Data Miners love data. The more data they have the better model they can build. Consumers do not love data so much and find sharing data generally a cumbersome task. They need to be incentivize for filling out survey forms , and for signing to loyalty programs. Lawyers, and privacy advocates love to use examples of improper data collection and usage as the harbinger of an ominous scenario. George Orwell’s 1984 never “mentioned” anything about Big Brother trying to sell you one more loan, credit card or product.

Data generated by customers is now growing without their needing to fill out forms and surveys. This data is about their preferences , tastes and choices and is growing in size and depth because it is generated from social media channels on the Internet.It is this data that can be and is captured by social media analytics.

Mobile data is also growing, including usage of location based applications and usage of Internet from the mobile phone is leading to further increases in data about consumers.Increasingly , location based applications help to provide a much more relevant context to the data generated. Just mobile data is expected to grow to 15 exabytes by 2015.

People want to have more and more conversations online publicly , share pictures , activity and interact with a large number of people whom  they have never met. But resent that information being used or abused without their knowledge.

Also the Internet is increasingly being consolidated into a few players like Microsoft, Amazon, Google  and Facebook, who are unable to agree on agreements to share that data between themselves. Interestingly you can use Yahoo as a data middleman between Google and Facebook.

At the same time, more and more purchases are being done online by customers and Internet advertising has grown much above the rate of growth of other mediums of communication.
Internet retail sales have the advantage that better demand predictability can lead to lower inventories as retailers need not stock up displays to look good. An Amazon warehouse need not keep material to simply stock up it shelves like a K-Mart does.

Our Hypothesis – An Analogy with how Financial Data Marketing is managed offline

  1. Financial information regarding spending and saving is much more sensitive yet the presence of credit bureaus alleviates these concerns.
  2. Credit bureaus collect information from all sources, aggregate and anonymize the individual components accordingly.They use SSN as a unique identifier.
  3. The Internet has a unique number too , called the Internet Protocol Address (I.P) 
  4. Should there be a unique identifier like Internet Security Number for the Internet to ensure adequate balance between the need for privacy as well as the need for appropriate targeting?

**PROBLEM DESCRIPTION:**
In the text on consumer data and privacy, what do credit bureaus use as a unique identifier?

(Stored data)
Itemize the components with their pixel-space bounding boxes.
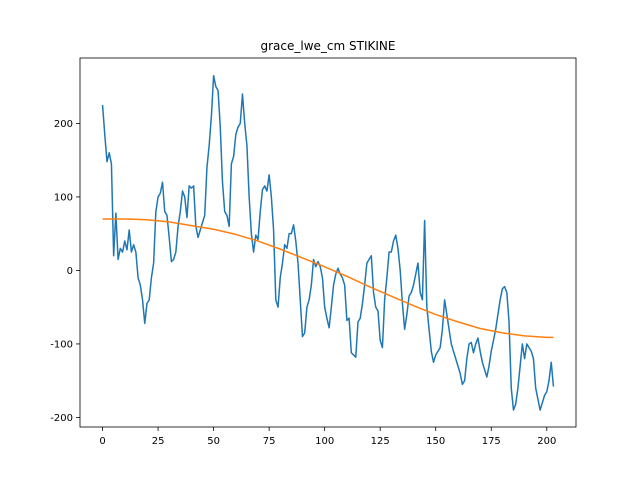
y-tick-label: 0 — [67, 266, 73, 277]
plot-frame — [79, 57, 577, 428]
y-tick-label: 100 — [54, 192, 73, 203]
y-tick-label: -100 — [50, 339, 73, 350]
x-tick-label: 200 — [537, 436, 556, 447]
x-tick-label: 150 — [426, 436, 445, 447]
y-tick-label: 200 — [54, 119, 73, 130]
x-tick-label: 25 — [152, 436, 165, 447]
x-tick-label: 0 — [99, 436, 105, 447]
line-series — [102, 218, 554, 339]
x-tick-label: 75 — [263, 436, 276, 447]
x-tick-label: 100 — [315, 436, 334, 447]
x-tick-label: 125 — [371, 436, 390, 447]
line-series — [101, 74, 555, 411]
x-tick-label: 175 — [482, 436, 501, 447]
x-tick-label: 50 — [207, 436, 220, 447]
y-tick-label: -200 — [50, 413, 73, 424]
chart-title: grace_lwe_cm STIKINE — [261, 39, 396, 53]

**FULL OUTPUT:**
They use the SSN.